Stated goal: Below is a listing to transcribe in full and exactly; keep the pictures out.

Data shown:

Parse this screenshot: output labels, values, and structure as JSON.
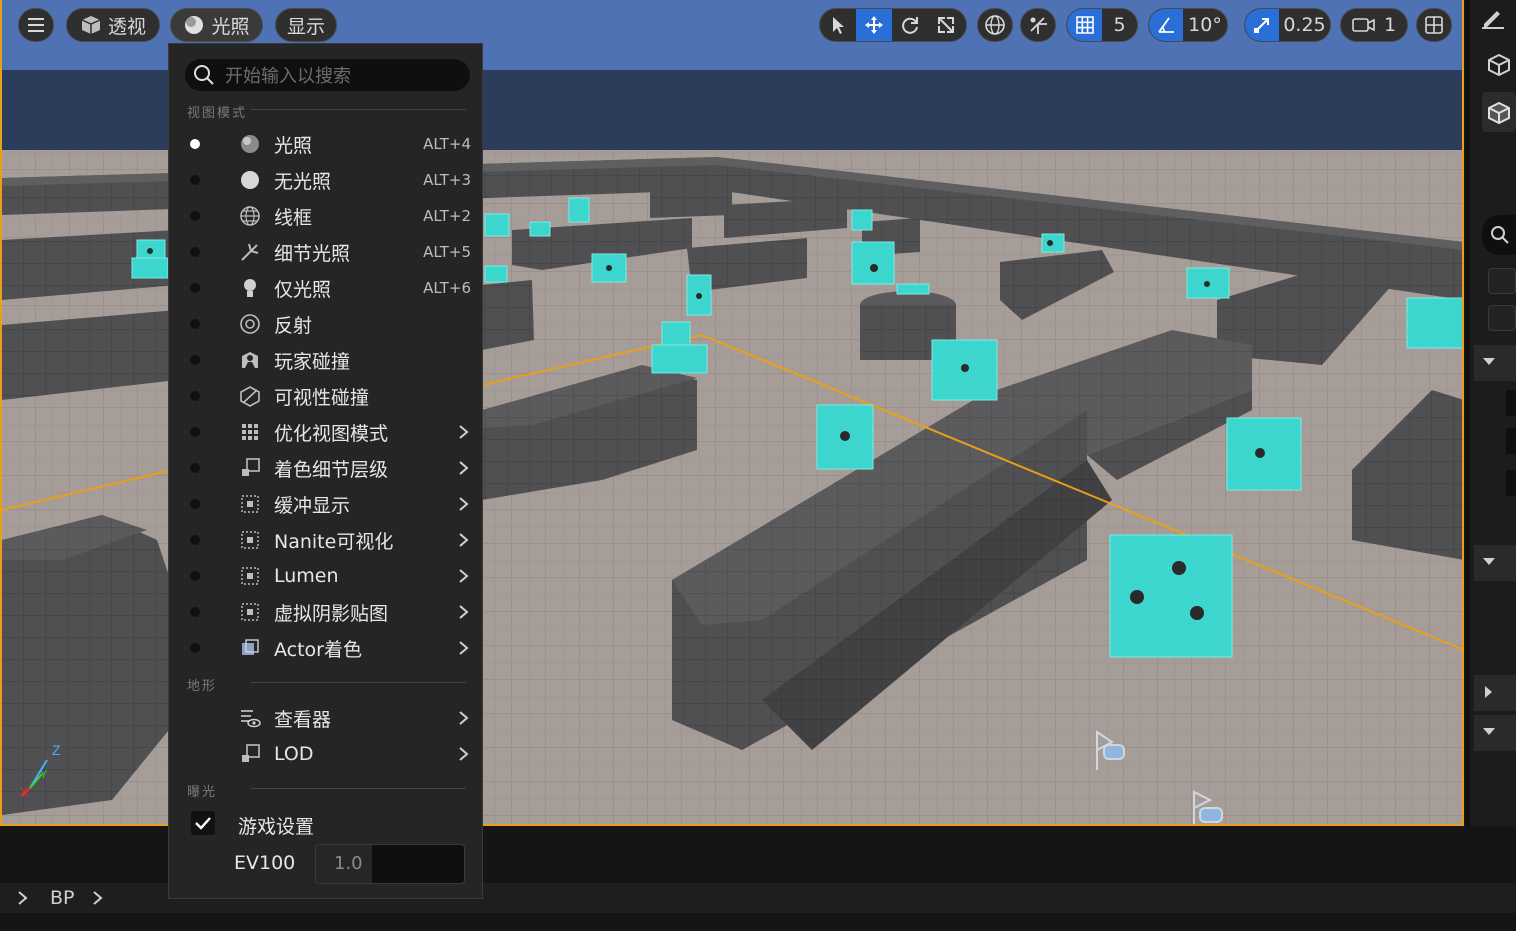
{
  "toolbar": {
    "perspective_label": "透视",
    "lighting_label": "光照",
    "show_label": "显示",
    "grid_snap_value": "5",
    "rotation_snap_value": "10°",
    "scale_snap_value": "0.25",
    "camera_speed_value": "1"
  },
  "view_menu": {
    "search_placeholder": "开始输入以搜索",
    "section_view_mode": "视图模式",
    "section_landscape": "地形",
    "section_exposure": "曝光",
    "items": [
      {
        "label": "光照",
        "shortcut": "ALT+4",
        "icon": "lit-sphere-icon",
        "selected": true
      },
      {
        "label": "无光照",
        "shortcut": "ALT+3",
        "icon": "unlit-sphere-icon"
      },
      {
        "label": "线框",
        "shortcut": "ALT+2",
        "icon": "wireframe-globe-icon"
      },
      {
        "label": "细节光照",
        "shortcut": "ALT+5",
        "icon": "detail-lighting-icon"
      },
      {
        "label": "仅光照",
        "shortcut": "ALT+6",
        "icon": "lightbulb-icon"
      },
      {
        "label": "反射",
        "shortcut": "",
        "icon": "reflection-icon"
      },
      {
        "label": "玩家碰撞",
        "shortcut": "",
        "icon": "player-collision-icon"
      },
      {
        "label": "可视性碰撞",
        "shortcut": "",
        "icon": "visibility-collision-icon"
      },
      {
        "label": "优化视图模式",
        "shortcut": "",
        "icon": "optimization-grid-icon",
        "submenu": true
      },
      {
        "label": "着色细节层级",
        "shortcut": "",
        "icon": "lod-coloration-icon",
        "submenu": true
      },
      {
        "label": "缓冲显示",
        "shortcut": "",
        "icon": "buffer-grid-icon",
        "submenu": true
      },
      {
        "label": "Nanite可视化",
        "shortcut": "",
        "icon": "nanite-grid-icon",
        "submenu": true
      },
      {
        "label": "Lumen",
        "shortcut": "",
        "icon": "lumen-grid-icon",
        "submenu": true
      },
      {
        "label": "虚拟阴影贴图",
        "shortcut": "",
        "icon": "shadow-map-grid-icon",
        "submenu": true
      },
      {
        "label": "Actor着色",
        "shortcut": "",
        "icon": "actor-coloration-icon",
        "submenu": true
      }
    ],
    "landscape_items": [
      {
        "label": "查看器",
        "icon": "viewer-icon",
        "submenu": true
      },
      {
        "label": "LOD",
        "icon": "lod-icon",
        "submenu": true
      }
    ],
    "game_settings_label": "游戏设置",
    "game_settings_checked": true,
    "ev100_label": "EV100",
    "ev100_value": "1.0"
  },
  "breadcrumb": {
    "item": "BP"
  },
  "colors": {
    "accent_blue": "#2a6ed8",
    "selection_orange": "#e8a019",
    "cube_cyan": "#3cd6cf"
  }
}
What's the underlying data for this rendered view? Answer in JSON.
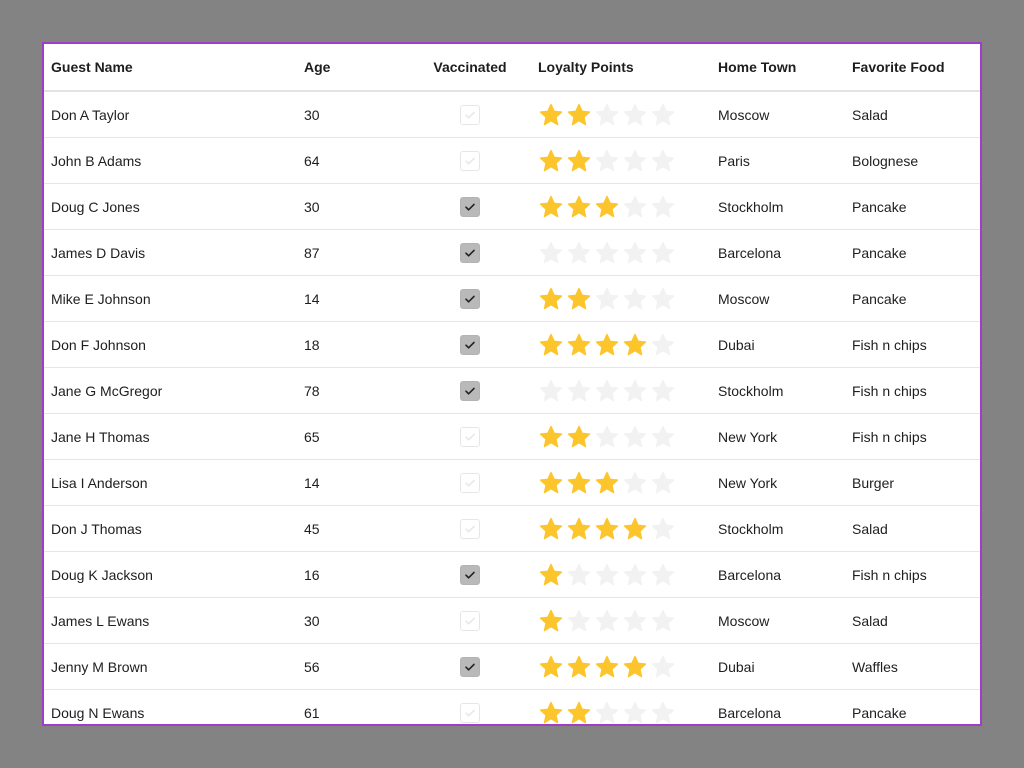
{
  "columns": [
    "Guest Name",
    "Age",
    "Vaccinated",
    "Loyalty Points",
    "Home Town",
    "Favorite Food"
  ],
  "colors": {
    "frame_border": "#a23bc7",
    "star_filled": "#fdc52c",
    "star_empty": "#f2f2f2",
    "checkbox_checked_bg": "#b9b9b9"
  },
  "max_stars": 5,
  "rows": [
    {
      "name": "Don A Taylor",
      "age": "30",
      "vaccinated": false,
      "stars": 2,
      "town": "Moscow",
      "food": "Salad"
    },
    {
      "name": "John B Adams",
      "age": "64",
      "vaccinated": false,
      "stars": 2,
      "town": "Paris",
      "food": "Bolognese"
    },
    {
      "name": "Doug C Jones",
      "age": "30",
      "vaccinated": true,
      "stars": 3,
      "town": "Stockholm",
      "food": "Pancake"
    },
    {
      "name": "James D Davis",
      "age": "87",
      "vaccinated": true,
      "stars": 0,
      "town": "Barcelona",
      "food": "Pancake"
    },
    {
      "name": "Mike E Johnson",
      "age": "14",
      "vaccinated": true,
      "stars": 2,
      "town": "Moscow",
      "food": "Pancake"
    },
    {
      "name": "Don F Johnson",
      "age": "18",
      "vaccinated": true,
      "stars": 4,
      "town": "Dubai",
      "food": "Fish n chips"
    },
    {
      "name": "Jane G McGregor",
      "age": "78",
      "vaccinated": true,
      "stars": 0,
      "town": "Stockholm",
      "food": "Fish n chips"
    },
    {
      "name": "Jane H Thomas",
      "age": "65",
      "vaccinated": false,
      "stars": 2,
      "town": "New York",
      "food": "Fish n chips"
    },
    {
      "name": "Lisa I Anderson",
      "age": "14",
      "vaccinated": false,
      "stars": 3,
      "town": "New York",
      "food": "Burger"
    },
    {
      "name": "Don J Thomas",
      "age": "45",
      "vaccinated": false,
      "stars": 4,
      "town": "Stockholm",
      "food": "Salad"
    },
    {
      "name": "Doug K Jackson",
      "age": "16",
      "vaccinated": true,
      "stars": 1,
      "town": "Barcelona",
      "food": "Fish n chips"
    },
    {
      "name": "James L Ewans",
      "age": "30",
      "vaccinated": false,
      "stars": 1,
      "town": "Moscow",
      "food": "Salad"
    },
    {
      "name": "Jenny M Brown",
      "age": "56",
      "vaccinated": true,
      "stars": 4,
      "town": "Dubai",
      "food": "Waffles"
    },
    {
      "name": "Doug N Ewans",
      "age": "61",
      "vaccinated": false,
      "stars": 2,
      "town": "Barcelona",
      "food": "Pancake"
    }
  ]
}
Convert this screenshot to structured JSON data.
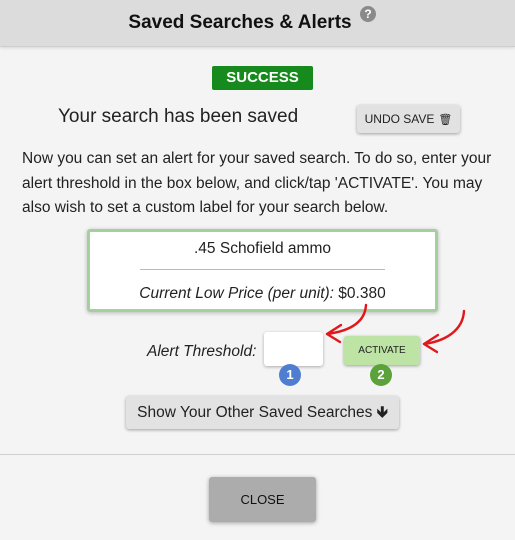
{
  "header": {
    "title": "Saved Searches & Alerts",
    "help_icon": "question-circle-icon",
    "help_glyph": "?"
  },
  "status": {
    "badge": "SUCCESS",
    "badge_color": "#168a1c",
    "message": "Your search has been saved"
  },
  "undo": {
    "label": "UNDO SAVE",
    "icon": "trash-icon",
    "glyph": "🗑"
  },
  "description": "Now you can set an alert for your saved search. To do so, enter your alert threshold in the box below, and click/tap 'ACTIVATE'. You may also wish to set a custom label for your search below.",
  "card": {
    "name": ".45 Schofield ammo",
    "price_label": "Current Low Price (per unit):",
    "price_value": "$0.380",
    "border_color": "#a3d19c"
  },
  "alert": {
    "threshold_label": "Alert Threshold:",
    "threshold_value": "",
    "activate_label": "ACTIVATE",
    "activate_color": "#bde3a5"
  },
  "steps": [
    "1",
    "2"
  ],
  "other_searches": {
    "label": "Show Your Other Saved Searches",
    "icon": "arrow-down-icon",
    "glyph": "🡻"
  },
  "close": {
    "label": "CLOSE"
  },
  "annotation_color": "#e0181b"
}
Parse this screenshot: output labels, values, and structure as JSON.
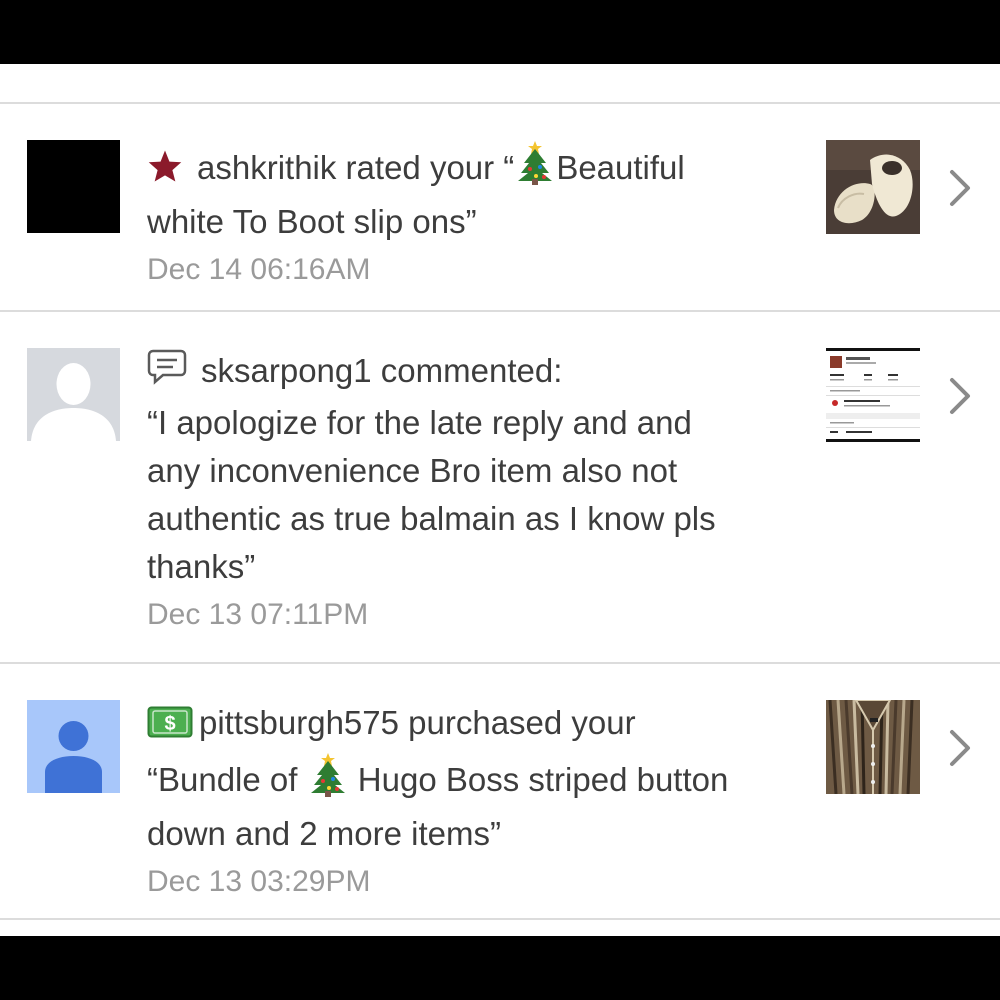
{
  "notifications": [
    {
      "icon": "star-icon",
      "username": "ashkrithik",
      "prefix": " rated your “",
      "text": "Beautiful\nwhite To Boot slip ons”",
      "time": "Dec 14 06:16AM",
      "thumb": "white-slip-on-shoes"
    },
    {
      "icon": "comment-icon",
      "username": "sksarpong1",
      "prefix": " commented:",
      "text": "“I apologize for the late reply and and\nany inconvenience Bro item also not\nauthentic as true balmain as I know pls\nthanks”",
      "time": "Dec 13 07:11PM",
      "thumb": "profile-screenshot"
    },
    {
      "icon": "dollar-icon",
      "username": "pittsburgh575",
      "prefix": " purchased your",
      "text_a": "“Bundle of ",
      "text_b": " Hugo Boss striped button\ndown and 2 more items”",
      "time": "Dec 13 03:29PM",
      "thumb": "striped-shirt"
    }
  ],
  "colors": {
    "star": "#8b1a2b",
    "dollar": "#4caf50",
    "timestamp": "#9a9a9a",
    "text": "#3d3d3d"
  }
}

Output of the exercise:
Parse this screenshot: output labels, values, and structure as JSON.
{
  "toolbar": {
    "perspective_label": "透视",
    "lighting_label": "光照",
    "show_label": "显示",
    "grid_snap_value": "5",
    "rotation_snap_value": "10°",
    "scale_snap_value": "0.25",
    "camera_speed_value": "1"
  },
  "view_menu": {
    "search_placeholder": "开始输入以搜索",
    "section_view_mode": "视图模式",
    "section_landscape": "地形",
    "section_exposure": "曝光",
    "items": [
      {
        "label": "光照",
        "shortcut": "ALT+4",
        "icon": "lit-sphere-icon",
        "selected": true
      },
      {
        "label": "无光照",
        "shortcut": "ALT+3",
        "icon": "unlit-sphere-icon"
      },
      {
        "label": "线框",
        "shortcut": "ALT+2",
        "icon": "wireframe-globe-icon"
      },
      {
        "label": "细节光照",
        "shortcut": "ALT+5",
        "icon": "detail-lighting-icon"
      },
      {
        "label": "仅光照",
        "shortcut": "ALT+6",
        "icon": "lightbulb-icon"
      },
      {
        "label": "反射",
        "shortcut": "",
        "icon": "reflection-icon"
      },
      {
        "label": "玩家碰撞",
        "shortcut": "",
        "icon": "player-collision-icon"
      },
      {
        "label": "可视性碰撞",
        "shortcut": "",
        "icon": "visibility-collision-icon"
      },
      {
        "label": "优化视图模式",
        "shortcut": "",
        "icon": "optimization-grid-icon",
        "submenu": true
      },
      {
        "label": "着色细节层级",
        "shortcut": "",
        "icon": "lod-coloration-icon",
        "submenu": true
      },
      {
        "label": "缓冲显示",
        "shortcut": "",
        "icon": "buffer-grid-icon",
        "submenu": true
      },
      {
        "label": "Nanite可视化",
        "shortcut": "",
        "icon": "nanite-grid-icon",
        "submenu": true
      },
      {
        "label": "Lumen",
        "shortcut": "",
        "icon": "lumen-grid-icon",
        "submenu": true
      },
      {
        "label": "虚拟阴影贴图",
        "shortcut": "",
        "icon": "shadow-map-grid-icon",
        "submenu": true
      },
      {
        "label": "Actor着色",
        "shortcut": "",
        "icon": "actor-coloration-icon",
        "submenu": true
      }
    ],
    "landscape_items": [
      {
        "label": "查看器",
        "icon": "viewer-icon",
        "submenu": true
      },
      {
        "label": "LOD",
        "icon": "lod-icon",
        "submenu": true
      }
    ],
    "game_settings_label": "游戏设置",
    "game_settings_checked": true,
    "ev100_label": "EV100",
    "ev100_value": "1.0"
  },
  "breadcrumb": {
    "item": "BP"
  },
  "colors": {
    "accent_blue": "#2a6ed8",
    "selection_orange": "#e8a019",
    "cube_cyan": "#3cd6cf"
  }
}
What's the underlying data for this rendered view? Answer in JSON.
{
  "columns": [
    "Guest Name",
    "Age",
    "Vaccinated",
    "Loyalty Points",
    "Home Town",
    "Favorite Food"
  ],
  "colors": {
    "frame_border": "#a23bc7",
    "star_filled": "#fdc52c",
    "star_empty": "#f2f2f2",
    "checkbox_checked_bg": "#b9b9b9"
  },
  "max_stars": 5,
  "rows": [
    {
      "name": "Don A Taylor",
      "age": "30",
      "vaccinated": false,
      "stars": 2,
      "town": "Moscow",
      "food": "Salad"
    },
    {
      "name": "John B Adams",
      "age": "64",
      "vaccinated": false,
      "stars": 2,
      "town": "Paris",
      "food": "Bolognese"
    },
    {
      "name": "Doug C Jones",
      "age": "30",
      "vaccinated": true,
      "stars": 3,
      "town": "Stockholm",
      "food": "Pancake"
    },
    {
      "name": "James D Davis",
      "age": "87",
      "vaccinated": true,
      "stars": 0,
      "town": "Barcelona",
      "food": "Pancake"
    },
    {
      "name": "Mike E Johnson",
      "age": "14",
      "vaccinated": true,
      "stars": 2,
      "town": "Moscow",
      "food": "Pancake"
    },
    {
      "name": "Don F Johnson",
      "age": "18",
      "vaccinated": true,
      "stars": 4,
      "town": "Dubai",
      "food": "Fish n chips"
    },
    {
      "name": "Jane G McGregor",
      "age": "78",
      "vaccinated": true,
      "stars": 0,
      "town": "Stockholm",
      "food": "Fish n chips"
    },
    {
      "name": "Jane H Thomas",
      "age": "65",
      "vaccinated": false,
      "stars": 2,
      "town": "New York",
      "food": "Fish n chips"
    },
    {
      "name": "Lisa I Anderson",
      "age": "14",
      "vaccinated": false,
      "stars": 3,
      "town": "New York",
      "food": "Burger"
    },
    {
      "name": "Don J Thomas",
      "age": "45",
      "vaccinated": false,
      "stars": 4,
      "town": "Stockholm",
      "food": "Salad"
    },
    {
      "name": "Doug K Jackson",
      "age": "16",
      "vaccinated": true,
      "stars": 1,
      "town": "Barcelona",
      "food": "Fish n chips"
    },
    {
      "name": "James L Ewans",
      "age": "30",
      "vaccinated": false,
      "stars": 1,
      "town": "Moscow",
      "food": "Salad"
    },
    {
      "name": "Jenny M Brown",
      "age": "56",
      "vaccinated": true,
      "stars": 4,
      "town": "Dubai",
      "food": "Waffles"
    },
    {
      "name": "Doug N Ewans",
      "age": "61",
      "vaccinated": false,
      "stars": 2,
      "town": "Barcelona",
      "food": "Pancake"
    }
  ]
}
Convert this screenshot to structured JSON data.
{
  "header": {
    "title": "Saved Searches & Alerts",
    "help_icon": "question-circle-icon",
    "help_glyph": "?"
  },
  "status": {
    "badge": "SUCCESS",
    "badge_color": "#168a1c",
    "message": "Your search has been saved"
  },
  "undo": {
    "label": "UNDO SAVE",
    "icon": "trash-icon",
    "glyph": "🗑"
  },
  "description": "Now you can set an alert for your saved search. To do so, enter your alert threshold in the box below, and click/tap 'ACTIVATE'. You may also wish to set a custom label for your search below.",
  "card": {
    "name": ".45 Schofield ammo",
    "price_label": "Current Low Price (per unit):",
    "price_value": "$0.380",
    "border_color": "#a3d19c"
  },
  "alert": {
    "threshold_label": "Alert Threshold:",
    "threshold_value": "",
    "activate_label": "ACTIVATE",
    "activate_color": "#bde3a5"
  },
  "steps": [
    "1",
    "2"
  ],
  "other_searches": {
    "label": "Show Your Other Saved Searches",
    "icon": "arrow-down-icon",
    "glyph": "🡻"
  },
  "close": {
    "label": "CLOSE"
  },
  "annotation_color": "#e0181b"
}
Parse this screenshot: output labels, values, and structure as JSON.
{
  "notifications": [
    {
      "icon": "star-icon",
      "username": "ashkrithik",
      "prefix": " rated your “",
      "text": "Beautiful\nwhite To Boot slip ons”",
      "time": "Dec 14 06:16AM",
      "thumb": "white-slip-on-shoes"
    },
    {
      "icon": "comment-icon",
      "username": "sksarpong1",
      "prefix": " commented:",
      "text": "“I apologize for the late reply and and\nany inconvenience Bro item also not\nauthentic as true balmain as I know pls\nthanks”",
      "time": "Dec 13 07:11PM",
      "thumb": "profile-screenshot"
    },
    {
      "icon": "dollar-icon",
      "username": "pittsburgh575",
      "prefix": " purchased your",
      "text_a": "“Bundle of ",
      "text_b": " Hugo Boss striped button\ndown and 2 more items”",
      "time": "Dec 13 03:29PM",
      "thumb": "striped-shirt"
    }
  ],
  "colors": {
    "star": "#8b1a2b",
    "dollar": "#4caf50",
    "timestamp": "#9a9a9a",
    "text": "#3d3d3d"
  }
}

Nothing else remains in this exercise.